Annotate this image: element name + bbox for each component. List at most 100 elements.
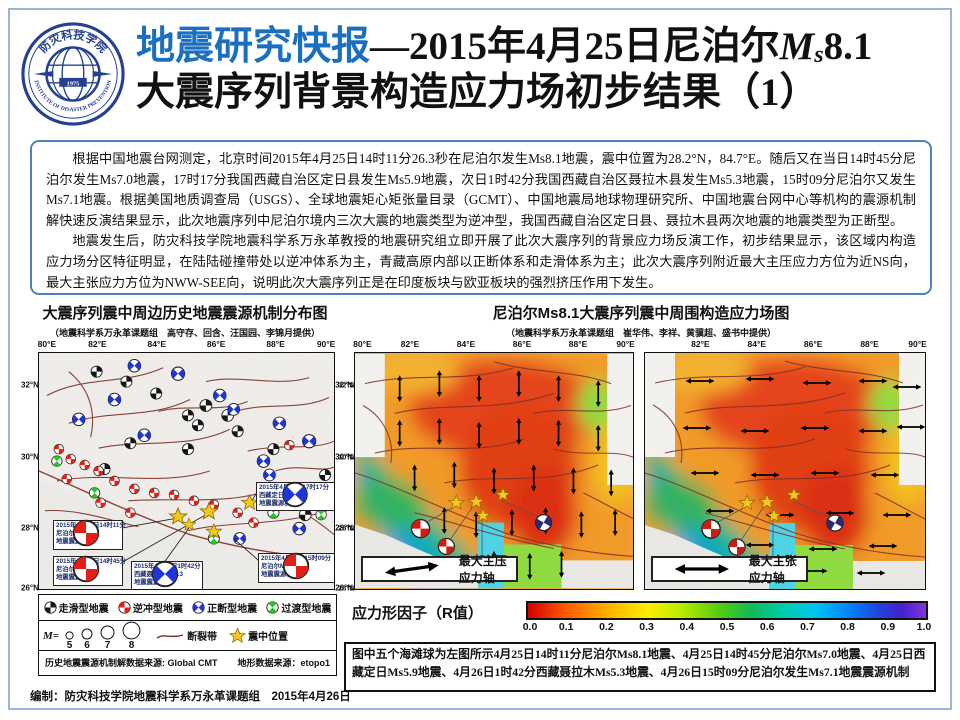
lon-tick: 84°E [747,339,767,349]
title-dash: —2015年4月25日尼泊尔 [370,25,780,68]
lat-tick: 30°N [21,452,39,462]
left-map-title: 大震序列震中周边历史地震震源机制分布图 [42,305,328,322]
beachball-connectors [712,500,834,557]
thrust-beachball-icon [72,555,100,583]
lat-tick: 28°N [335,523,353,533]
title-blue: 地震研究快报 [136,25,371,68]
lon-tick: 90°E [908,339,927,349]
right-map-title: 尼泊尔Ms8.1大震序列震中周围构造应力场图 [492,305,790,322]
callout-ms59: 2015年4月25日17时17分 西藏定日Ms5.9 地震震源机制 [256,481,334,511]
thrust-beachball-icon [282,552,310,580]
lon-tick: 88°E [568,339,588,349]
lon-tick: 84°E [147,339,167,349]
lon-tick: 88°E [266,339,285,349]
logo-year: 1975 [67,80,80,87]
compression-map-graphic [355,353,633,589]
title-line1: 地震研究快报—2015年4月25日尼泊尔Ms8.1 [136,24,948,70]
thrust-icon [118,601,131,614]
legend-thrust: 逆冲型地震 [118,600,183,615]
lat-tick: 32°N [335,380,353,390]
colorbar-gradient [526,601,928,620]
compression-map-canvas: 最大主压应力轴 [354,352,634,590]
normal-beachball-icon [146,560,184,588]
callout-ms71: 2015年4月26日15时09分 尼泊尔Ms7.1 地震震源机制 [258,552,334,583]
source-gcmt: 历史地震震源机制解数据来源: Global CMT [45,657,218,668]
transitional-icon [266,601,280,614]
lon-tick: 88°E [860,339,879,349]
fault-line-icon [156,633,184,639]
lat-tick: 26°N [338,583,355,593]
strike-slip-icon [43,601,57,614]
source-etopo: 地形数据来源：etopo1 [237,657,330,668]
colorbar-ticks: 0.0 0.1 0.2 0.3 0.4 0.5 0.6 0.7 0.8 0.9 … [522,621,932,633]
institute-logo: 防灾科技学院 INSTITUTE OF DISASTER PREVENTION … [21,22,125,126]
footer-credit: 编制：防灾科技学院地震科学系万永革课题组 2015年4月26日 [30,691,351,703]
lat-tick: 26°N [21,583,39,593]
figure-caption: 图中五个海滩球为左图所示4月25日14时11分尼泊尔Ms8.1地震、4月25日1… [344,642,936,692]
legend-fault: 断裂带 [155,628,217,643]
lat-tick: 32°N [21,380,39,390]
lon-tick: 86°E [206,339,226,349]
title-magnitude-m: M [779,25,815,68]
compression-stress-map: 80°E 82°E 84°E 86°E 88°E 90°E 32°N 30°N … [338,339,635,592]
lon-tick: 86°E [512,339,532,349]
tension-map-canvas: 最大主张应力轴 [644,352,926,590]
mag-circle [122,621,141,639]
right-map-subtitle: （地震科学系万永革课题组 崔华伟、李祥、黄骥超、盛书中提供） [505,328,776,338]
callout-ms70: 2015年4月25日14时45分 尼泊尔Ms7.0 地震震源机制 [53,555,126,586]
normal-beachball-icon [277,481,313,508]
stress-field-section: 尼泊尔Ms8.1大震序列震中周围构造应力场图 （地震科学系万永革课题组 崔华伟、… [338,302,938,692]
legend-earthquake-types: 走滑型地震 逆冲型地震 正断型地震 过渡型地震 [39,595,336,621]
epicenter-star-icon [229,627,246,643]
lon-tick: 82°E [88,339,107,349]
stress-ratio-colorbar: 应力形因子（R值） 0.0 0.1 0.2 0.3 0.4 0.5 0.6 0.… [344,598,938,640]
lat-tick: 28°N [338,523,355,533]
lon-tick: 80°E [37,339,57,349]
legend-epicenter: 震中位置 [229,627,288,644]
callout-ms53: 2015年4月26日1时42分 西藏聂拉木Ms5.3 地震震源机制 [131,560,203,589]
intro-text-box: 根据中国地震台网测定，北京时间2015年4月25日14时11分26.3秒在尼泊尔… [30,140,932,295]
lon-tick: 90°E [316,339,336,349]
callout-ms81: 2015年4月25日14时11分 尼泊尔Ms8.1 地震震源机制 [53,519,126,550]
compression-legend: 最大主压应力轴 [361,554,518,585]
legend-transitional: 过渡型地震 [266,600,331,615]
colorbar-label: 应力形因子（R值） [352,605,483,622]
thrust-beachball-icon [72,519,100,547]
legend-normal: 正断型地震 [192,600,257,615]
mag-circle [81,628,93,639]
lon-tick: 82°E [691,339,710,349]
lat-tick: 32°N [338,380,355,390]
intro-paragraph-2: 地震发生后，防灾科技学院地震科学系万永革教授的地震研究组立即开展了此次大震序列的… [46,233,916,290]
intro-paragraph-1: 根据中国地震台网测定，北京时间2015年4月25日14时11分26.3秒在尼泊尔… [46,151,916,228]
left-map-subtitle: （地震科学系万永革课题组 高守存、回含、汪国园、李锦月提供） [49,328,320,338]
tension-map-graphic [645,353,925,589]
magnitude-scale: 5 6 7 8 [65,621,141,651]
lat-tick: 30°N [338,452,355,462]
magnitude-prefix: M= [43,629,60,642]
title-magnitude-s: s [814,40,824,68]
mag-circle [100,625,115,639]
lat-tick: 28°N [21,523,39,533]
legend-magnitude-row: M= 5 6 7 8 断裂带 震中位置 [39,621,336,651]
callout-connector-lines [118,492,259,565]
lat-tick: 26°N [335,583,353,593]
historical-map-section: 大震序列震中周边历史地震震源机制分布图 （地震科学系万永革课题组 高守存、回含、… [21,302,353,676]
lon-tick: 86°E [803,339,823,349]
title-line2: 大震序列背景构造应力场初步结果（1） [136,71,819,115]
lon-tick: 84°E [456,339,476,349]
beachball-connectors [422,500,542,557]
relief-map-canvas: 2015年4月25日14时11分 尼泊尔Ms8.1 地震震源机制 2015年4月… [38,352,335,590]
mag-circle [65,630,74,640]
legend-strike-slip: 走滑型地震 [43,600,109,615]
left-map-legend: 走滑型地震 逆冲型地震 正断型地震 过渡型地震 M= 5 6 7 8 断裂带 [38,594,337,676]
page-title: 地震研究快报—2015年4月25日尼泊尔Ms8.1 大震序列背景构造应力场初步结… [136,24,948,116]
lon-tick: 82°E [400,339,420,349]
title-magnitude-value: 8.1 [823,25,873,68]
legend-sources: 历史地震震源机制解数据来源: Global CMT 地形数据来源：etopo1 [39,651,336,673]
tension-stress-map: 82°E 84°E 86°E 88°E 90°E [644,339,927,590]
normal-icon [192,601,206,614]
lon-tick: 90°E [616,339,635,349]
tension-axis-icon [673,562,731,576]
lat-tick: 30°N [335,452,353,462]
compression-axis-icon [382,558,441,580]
--------------------
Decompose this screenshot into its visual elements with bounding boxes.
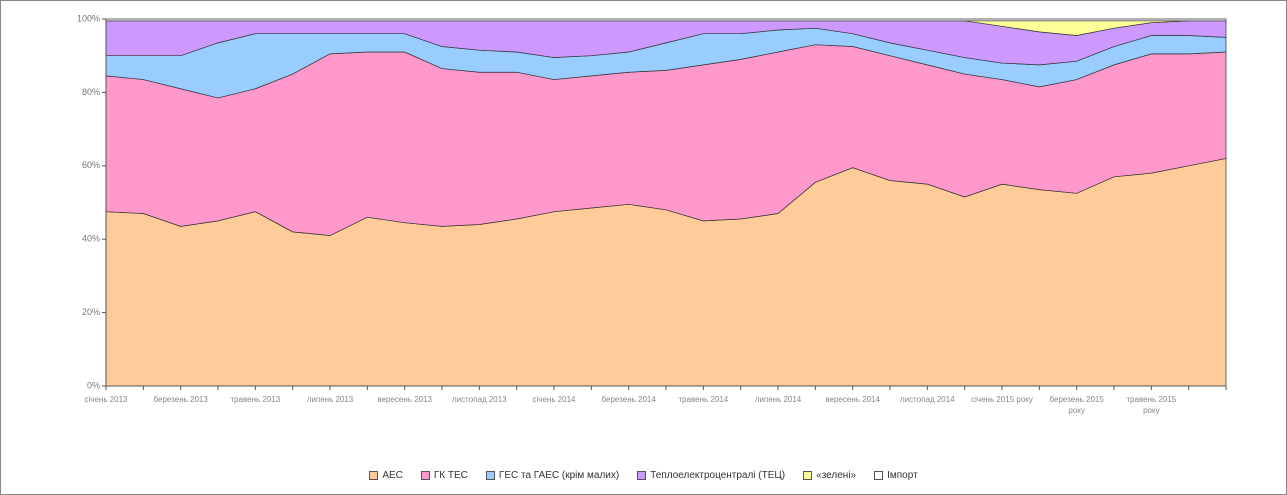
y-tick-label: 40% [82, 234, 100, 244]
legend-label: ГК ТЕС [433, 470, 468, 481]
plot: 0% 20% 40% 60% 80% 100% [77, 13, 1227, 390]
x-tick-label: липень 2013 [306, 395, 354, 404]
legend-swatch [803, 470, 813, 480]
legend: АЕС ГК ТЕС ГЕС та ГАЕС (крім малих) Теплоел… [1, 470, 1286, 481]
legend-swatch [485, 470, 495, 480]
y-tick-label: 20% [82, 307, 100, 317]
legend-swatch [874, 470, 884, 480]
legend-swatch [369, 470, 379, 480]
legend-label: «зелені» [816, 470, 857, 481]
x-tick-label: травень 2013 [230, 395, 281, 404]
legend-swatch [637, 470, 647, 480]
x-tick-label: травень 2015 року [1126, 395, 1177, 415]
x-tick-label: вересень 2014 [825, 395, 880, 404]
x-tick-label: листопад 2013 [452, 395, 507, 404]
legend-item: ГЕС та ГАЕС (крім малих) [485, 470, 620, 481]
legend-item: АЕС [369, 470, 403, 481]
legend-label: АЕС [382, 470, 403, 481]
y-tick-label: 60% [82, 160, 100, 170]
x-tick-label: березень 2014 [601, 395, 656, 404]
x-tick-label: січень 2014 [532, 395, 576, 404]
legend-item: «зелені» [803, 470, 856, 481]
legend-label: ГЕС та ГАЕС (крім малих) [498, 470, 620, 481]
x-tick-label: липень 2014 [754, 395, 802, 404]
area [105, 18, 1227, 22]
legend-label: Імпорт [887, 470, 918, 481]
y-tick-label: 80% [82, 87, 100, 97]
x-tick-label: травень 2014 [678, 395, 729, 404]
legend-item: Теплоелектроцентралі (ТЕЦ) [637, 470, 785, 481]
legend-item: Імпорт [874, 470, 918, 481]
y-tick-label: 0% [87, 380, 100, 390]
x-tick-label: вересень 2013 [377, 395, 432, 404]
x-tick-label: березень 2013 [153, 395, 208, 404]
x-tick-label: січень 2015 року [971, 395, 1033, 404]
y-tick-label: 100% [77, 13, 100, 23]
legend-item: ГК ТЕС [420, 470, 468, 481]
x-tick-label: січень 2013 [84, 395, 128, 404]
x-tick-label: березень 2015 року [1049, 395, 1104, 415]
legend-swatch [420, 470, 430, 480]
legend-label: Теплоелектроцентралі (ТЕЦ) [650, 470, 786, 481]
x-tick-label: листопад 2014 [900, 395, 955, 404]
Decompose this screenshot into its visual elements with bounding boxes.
--------------------
Task to complete:
Rewrite the items beginning at the line that contains "y-tick-label: 40% [82, 234, 100, 244]" and ending after the line that contains "x-tick-label: травень 2014", replacing "legend-swatch" with "legend-marker" and leaving everything else unchanged.

Reply to the task:
y-tick-label: 40% [82, 234, 100, 244]
legend-label: ГК ТЕС [433, 470, 468, 481]
plot: 0% 20% 40% 60% 80% 100% [77, 13, 1227, 390]
x-tick-label: липень 2013 [306, 395, 354, 404]
legend-marker [803, 470, 813, 480]
legend: АЕС ГК ТЕС ГЕС та ГАЕС (крім малих) Теплоел… [1, 470, 1286, 481]
legend-marker [485, 470, 495, 480]
y-tick-label: 20% [82, 307, 100, 317]
legend-marker [874, 470, 884, 480]
legend-marker [369, 470, 379, 480]
legend-label: «зелені» [816, 470, 857, 481]
x-tick-label: травень 2013 [230, 395, 281, 404]
legend-marker [637, 470, 647, 480]
x-tick-label: травень 2015 року [1126, 395, 1177, 415]
x-tick-label: вересень 2014 [825, 395, 880, 404]
x-tick-label: листопад 2013 [452, 395, 507, 404]
legend-item: ГЕС та ГАЕС (крім малих) [485, 470, 620, 481]
legend-item: АЕС [369, 470, 403, 481]
legend-label: АЕС [382, 470, 403, 481]
y-tick-label: 60% [82, 160, 100, 170]
x-tick-label: березень 2014 [601, 395, 656, 404]
x-tick-label: січень 2014 [532, 395, 576, 404]
legend-item: «зелені» [803, 470, 856, 481]
legend-label: ГЕС та ГАЕС (крім малих) [498, 470, 620, 481]
x-tick-label: липень 2014 [754, 395, 802, 404]
area [105, 18, 1227, 22]
legend-label: Імпорт [887, 470, 918, 481]
y-tick-label: 80% [82, 87, 100, 97]
x-tick-label: травень 2014 [678, 395, 729, 404]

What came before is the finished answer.